Excerpts from a figure dataset
- - - - - - -

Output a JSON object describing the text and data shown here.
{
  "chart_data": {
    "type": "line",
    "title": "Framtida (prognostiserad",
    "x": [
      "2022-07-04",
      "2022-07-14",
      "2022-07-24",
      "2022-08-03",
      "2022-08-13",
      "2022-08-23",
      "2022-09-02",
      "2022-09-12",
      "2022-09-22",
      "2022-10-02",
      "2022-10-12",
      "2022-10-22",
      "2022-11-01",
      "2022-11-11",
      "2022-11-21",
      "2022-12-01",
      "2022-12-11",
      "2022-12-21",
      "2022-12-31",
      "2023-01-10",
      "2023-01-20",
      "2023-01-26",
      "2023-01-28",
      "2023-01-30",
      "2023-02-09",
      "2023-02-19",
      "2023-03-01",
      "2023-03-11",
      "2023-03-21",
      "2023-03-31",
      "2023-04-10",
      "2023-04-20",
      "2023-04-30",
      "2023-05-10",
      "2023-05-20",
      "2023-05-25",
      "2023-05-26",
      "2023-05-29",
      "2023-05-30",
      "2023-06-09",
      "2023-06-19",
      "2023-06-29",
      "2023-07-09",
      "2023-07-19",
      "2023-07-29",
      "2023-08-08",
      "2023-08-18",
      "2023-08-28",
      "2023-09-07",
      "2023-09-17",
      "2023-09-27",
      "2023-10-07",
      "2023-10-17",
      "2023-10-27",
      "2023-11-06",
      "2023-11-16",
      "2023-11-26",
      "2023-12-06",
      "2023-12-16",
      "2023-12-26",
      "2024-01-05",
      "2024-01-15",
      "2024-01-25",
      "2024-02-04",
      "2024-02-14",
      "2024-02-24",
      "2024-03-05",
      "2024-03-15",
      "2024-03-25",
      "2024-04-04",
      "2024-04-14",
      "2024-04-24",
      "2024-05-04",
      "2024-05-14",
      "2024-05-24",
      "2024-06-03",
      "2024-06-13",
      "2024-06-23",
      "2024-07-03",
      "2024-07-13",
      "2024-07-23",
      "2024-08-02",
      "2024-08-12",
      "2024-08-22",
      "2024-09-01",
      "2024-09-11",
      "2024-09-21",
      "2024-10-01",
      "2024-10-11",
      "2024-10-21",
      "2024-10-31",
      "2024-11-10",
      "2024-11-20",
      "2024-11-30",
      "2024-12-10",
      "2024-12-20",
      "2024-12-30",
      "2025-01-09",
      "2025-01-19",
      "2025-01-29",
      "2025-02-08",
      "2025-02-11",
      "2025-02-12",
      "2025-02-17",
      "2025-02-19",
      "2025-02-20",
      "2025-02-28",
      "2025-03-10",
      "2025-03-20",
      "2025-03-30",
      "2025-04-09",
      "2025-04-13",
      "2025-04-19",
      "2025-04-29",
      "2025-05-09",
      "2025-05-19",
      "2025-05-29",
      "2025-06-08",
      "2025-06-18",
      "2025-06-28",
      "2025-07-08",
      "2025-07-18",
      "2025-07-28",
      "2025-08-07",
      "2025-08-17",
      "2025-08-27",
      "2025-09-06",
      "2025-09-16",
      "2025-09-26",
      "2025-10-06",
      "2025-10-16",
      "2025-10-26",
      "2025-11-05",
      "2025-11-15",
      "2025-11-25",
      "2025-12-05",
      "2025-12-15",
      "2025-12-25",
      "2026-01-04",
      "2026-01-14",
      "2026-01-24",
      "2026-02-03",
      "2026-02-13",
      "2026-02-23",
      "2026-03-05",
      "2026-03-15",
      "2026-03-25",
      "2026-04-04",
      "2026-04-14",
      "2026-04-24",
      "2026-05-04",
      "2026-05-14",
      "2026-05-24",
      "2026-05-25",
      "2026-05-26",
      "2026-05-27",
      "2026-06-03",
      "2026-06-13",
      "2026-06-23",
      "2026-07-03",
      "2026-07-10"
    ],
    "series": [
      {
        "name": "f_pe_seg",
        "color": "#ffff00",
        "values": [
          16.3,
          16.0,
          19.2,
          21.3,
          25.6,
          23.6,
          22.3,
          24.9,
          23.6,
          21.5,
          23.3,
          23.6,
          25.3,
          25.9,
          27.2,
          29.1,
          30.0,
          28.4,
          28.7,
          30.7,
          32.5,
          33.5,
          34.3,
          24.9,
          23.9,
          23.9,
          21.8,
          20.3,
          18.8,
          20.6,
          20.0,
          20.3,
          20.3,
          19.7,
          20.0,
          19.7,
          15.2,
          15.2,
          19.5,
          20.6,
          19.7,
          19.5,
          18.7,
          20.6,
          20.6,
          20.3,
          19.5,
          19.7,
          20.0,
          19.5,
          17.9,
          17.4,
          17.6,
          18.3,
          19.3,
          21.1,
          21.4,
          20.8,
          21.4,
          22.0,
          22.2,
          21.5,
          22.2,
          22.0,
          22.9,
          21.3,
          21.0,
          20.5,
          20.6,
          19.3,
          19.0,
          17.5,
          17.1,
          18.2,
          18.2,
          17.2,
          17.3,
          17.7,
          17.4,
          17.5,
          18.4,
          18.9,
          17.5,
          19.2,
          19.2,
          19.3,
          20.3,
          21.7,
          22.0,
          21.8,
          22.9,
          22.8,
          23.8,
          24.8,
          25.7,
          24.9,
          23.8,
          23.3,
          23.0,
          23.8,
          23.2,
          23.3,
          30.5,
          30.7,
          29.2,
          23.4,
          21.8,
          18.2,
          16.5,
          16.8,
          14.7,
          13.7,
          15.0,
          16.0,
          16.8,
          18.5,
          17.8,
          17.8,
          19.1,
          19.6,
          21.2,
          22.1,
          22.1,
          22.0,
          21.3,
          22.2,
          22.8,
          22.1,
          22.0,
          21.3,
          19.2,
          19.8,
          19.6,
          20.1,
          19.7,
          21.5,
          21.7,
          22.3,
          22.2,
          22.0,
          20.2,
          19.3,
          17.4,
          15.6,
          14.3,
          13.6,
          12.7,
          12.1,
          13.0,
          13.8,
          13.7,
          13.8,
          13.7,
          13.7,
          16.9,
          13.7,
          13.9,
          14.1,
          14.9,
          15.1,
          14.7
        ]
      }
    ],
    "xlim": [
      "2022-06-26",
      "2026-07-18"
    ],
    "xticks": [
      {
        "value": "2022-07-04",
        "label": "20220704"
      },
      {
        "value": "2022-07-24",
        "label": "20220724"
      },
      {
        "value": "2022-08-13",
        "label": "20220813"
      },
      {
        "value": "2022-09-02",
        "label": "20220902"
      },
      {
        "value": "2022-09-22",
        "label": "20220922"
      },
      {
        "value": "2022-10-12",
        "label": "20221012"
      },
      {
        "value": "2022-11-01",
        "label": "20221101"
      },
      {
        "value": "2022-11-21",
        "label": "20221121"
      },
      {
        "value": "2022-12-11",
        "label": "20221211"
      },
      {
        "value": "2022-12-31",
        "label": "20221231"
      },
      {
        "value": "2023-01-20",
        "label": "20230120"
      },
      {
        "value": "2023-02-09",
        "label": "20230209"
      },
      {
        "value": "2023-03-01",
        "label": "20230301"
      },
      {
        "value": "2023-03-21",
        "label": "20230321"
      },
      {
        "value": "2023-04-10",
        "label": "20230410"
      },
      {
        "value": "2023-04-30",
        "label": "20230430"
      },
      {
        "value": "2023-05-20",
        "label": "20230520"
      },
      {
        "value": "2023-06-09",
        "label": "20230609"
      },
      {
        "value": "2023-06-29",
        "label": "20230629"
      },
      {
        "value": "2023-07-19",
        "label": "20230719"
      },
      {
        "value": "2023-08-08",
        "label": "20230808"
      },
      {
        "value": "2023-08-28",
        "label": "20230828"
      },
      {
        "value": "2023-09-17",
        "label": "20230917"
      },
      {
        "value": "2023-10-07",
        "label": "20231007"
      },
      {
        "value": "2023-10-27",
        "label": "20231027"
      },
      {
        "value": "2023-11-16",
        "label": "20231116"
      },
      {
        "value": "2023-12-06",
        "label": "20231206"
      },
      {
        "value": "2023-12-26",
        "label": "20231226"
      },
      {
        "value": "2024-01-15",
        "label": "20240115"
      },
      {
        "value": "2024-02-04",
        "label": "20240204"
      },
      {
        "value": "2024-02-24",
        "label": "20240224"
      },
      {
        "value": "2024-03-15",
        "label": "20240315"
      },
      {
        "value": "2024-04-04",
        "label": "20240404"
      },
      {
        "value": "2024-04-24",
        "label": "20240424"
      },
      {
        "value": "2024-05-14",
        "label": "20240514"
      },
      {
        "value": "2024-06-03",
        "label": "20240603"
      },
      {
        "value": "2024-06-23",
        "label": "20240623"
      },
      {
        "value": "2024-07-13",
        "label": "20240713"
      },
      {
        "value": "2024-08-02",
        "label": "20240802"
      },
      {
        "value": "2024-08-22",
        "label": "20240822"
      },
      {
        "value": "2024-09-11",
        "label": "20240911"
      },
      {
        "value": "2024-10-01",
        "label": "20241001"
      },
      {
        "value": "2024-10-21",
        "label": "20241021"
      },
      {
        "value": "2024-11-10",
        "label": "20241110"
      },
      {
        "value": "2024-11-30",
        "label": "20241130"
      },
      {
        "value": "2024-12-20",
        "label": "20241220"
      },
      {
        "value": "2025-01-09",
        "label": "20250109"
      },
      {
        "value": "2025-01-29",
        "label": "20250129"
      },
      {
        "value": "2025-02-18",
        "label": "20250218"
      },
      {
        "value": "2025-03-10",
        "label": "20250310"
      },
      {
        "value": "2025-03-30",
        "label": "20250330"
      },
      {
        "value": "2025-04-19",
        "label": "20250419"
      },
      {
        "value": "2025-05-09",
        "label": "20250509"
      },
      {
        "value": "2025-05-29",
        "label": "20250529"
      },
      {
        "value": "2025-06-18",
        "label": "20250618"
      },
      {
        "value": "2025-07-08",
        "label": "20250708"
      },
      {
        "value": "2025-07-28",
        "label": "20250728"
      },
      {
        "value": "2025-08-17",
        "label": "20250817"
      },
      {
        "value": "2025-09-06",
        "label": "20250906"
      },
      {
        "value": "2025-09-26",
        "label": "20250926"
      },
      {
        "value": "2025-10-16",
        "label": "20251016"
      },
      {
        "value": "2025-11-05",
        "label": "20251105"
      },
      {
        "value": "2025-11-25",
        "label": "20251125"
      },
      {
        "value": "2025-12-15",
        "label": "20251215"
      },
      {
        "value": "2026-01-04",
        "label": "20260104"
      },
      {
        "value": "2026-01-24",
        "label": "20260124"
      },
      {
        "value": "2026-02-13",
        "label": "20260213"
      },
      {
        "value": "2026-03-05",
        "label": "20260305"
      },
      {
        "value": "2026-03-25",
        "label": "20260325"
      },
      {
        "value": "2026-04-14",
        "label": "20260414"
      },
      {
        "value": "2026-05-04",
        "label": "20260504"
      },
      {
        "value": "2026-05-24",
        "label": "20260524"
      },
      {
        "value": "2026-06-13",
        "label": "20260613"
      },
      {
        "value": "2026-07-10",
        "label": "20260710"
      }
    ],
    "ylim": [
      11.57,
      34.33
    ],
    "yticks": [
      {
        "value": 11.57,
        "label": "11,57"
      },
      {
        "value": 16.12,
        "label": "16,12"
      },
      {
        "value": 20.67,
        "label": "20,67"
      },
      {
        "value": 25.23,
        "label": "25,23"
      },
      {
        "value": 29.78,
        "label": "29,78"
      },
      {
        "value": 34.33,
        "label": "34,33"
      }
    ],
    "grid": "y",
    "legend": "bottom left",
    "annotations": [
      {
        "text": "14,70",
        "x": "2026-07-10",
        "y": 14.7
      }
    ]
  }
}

- - - - - - -

Copy out each line of the data containing the string "text".

Answer for the task:
Output a JSON object describing the text and data shown here.
        "text": "14,70",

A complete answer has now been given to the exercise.